* _Exercise aim_:
Can you find the lines of the listing that include "JSON" and copy every one?

** begin Dataset excerpts **

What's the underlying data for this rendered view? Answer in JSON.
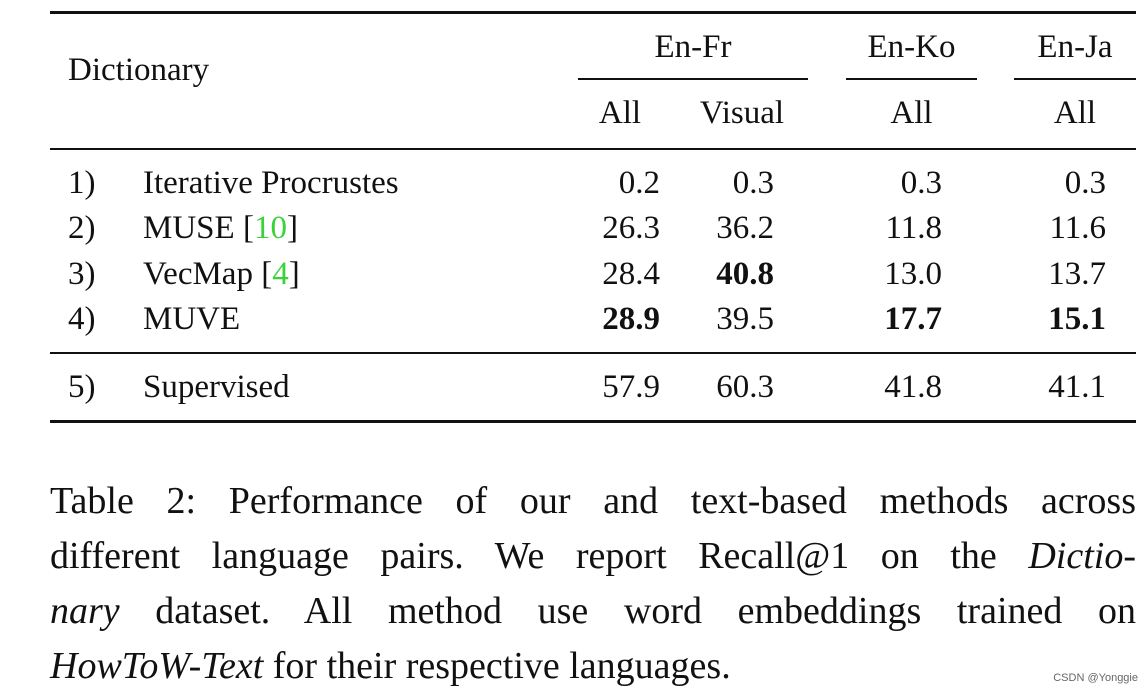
{
  "table": {
    "header": {
      "dictionary_label": "Dictionary",
      "groups": [
        "En-Fr",
        "En-Ko",
        "En-Ja"
      ],
      "subheaders": [
        "All",
        "Visual",
        "All",
        "All"
      ]
    },
    "rows": [
      {
        "index": "1)",
        "method": "Iterative Procrustes",
        "ref": "",
        "values": [
          "0.2",
          "0.3",
          "0.3",
          "0.3"
        ],
        "bold": [
          false,
          false,
          false,
          false
        ]
      },
      {
        "index": "2)",
        "method": "MUSE",
        "ref": "10",
        "values": [
          "26.3",
          "36.2",
          "11.8",
          "11.6"
        ],
        "bold": [
          false,
          false,
          false,
          false
        ]
      },
      {
        "index": "3)",
        "method": "VecMap",
        "ref": "4",
        "values": [
          "28.4",
          "40.8",
          "13.0",
          "13.7"
        ],
        "bold": [
          false,
          true,
          false,
          false
        ]
      },
      {
        "index": "4)",
        "method": "MUVE",
        "ref": "",
        "values": [
          "28.9",
          "39.5",
          "17.7",
          "15.1"
        ],
        "bold": [
          true,
          false,
          true,
          true
        ]
      },
      {
        "index": "5)",
        "method": "Supervised",
        "ref": "",
        "values": [
          "57.9",
          "60.3",
          "41.8",
          "41.1"
        ],
        "bold": [
          false,
          false,
          false,
          false
        ]
      }
    ]
  },
  "caption": {
    "l1": "Table 2: Performance of our and text-based methods across",
    "l2a": "different language pairs. We report Recall@1 on the ",
    "l2b": "Dictio-",
    "l3a": "nary",
    "l3b": " dataset. All method use word embeddings trained on",
    "l4a": "HowToW-Text",
    "l4b": " for their respective languages."
  },
  "watermark": "CSDN @Yonggie",
  "colors": {
    "reference_link": "#3ad13a",
    "text": "#111111"
  }
}
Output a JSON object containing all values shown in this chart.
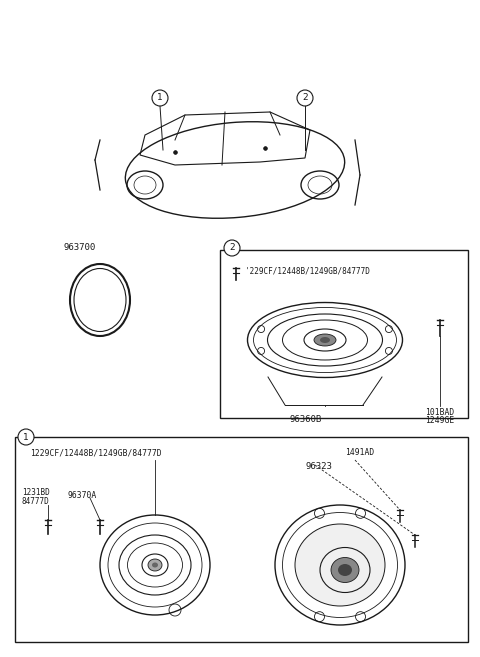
{
  "bg_color": "#ffffff",
  "lc": "#1a1a1a",
  "tc": "#1a1a1a",
  "fs": 6.5,
  "fs_sm": 5.8,
  "car_label1": "963700",
  "box2_screw_label": "'229CF/12448B/1249GB/84777D",
  "box2_part1": "96360B",
  "box2_part2": "101BAD",
  "box2_part3": "1249GE",
  "box1_top_label": "1229CF/12448B/1249GB/84777D",
  "box1_part1": "1491AD",
  "box1_part2": "96323",
  "box1_left1": "1231BD",
  "box1_left2": "84777D",
  "box1_left3": "96370A"
}
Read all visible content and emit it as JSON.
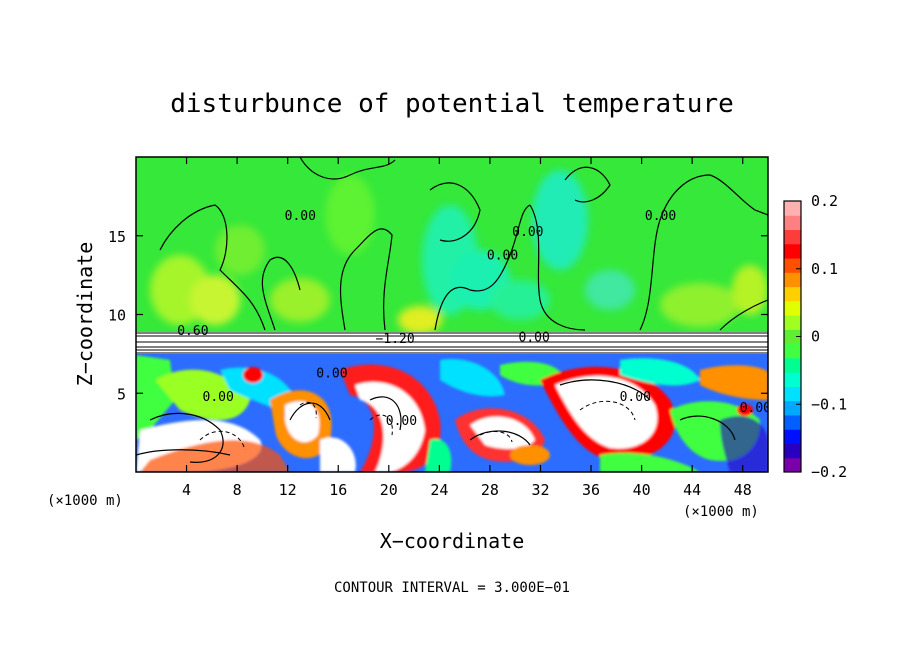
{
  "chart_data": {
    "type": "heatmap",
    "title": "disturbunce of potential temperature",
    "xlabel": "X−coordinate",
    "ylabel": "Z−coordinate",
    "x_unit": "(×1000 m)",
    "x_unit_right": "(×1000 m)",
    "xlim": [
      0,
      50
    ],
    "ylim": [
      0,
      20
    ],
    "xticks": [
      4,
      8,
      12,
      16,
      20,
      24,
      28,
      32,
      36,
      40,
      44,
      48
    ],
    "yticks": [
      5,
      10,
      15
    ],
    "colorbar": {
      "range": [
        -0.2,
        0.2
      ],
      "ticks": [
        {
          "value": 0.2,
          "label": "0.2"
        },
        {
          "value": 0.1,
          "label": "0.1"
        },
        {
          "value": 0,
          "label": "0"
        },
        {
          "value": -0.1,
          "label": "−0.1"
        },
        {
          "value": -0.2,
          "label": "−0.2"
        }
      ],
      "colors": [
        "#7a00a8",
        "#2a00c0",
        "#0010ff",
        "#0060ff",
        "#00a8ff",
        "#00e0ff",
        "#00ffd0",
        "#00ff90",
        "#40ff40",
        "#60ee30",
        "#a0ff20",
        "#e0ff00",
        "#ffd000",
        "#ff9000",
        "#ff5000",
        "#ff0000",
        "#ff3c3c",
        "#ff8080",
        "#ffb0b0"
      ]
    },
    "contour_labels": [
      {
        "text": "0.00",
        "x": 13,
        "z": 16
      },
      {
        "text": "0.00",
        "x": 31,
        "z": 15
      },
      {
        "text": "0.00",
        "x": 29,
        "z": 13.5
      },
      {
        "text": "0.00",
        "x": 41.5,
        "z": 16
      },
      {
        "text": "0.60",
        "x": 4.5,
        "z": 8.7
      },
      {
        "text": "−1.20",
        "x": 20.5,
        "z": 8.2
      },
      {
        "text": "0.00",
        "x": 31.5,
        "z": 8.3
      },
      {
        "text": "0.00",
        "x": 6.5,
        "z": 4.5
      },
      {
        "text": "0.00",
        "x": 15.5,
        "z": 6
      },
      {
        "text": "0.00",
        "x": 21,
        "z": 3
      },
      {
        "text": "0.00",
        "x": 39.5,
        "z": 4.5
      },
      {
        "text": "0.00",
        "x": 49,
        "z": 3.8
      }
    ],
    "grid": false,
    "legend": "colorbar-right"
  },
  "footer": {
    "contour_interval": "CONTOUR INTERVAL = 3.000E−01"
  }
}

** end Dataset excerpts **

* _Completed exercise_:
What's the underlying data for this rendered view? Answer in JSON.
Output a JSON object containing all values shown in this chart.
Read all visible content and emit it as JSON.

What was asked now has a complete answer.